* WHAT NEEDS TO BE DONE: Pick out each line below containing "МНЦП".

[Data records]

********************

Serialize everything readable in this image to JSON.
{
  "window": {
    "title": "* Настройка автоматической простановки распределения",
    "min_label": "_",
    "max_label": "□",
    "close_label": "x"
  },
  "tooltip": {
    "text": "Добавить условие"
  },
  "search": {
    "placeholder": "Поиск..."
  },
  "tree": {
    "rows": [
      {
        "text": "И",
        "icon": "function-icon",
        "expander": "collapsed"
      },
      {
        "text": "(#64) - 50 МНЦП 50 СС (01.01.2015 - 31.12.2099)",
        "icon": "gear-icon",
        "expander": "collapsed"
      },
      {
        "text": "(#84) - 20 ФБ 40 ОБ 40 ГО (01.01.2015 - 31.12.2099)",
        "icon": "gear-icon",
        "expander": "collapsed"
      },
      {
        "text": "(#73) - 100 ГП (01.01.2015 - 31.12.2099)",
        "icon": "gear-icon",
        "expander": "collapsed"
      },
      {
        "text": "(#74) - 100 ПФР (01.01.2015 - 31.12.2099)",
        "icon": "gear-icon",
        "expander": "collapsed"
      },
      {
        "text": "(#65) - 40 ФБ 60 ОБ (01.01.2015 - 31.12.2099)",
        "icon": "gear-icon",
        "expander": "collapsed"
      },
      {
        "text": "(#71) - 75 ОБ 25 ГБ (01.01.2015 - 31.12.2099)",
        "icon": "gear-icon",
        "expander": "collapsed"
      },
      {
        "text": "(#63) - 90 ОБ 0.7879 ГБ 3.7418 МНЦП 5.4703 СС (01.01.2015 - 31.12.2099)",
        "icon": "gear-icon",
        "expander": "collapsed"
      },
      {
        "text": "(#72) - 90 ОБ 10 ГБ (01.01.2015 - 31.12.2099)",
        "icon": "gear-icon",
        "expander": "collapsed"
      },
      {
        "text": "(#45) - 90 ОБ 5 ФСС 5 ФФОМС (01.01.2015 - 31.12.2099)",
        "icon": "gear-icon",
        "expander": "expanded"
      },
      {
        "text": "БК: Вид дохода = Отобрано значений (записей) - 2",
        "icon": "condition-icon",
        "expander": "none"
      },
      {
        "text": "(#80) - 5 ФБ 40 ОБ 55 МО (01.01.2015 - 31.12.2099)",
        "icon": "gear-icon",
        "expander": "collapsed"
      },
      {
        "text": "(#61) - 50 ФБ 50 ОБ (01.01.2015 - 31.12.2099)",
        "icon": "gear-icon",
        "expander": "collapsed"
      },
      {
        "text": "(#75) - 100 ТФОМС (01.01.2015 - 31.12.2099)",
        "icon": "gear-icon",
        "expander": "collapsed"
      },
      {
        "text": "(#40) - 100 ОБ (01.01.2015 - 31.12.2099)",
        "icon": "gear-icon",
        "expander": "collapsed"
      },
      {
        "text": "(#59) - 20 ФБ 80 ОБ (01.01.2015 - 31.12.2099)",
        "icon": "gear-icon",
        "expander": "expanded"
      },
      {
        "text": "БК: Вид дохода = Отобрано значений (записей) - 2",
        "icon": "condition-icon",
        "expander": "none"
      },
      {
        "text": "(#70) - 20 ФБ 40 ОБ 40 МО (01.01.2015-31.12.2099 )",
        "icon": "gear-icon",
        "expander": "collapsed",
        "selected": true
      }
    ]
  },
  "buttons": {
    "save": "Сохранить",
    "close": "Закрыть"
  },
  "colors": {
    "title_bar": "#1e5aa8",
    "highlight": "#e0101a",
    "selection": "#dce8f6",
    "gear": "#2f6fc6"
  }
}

********************

* SOLVED PROBLEM:
        "text": "(#64) - 50 МНЦП 50 СС (01.01.2015 - 31.12.2099)",
        "text": "(#63) - 90 ОБ 0.7879 ГБ 3.7418 МНЦП 5.4703 СС (01.01.2015 - 31.12.2099)",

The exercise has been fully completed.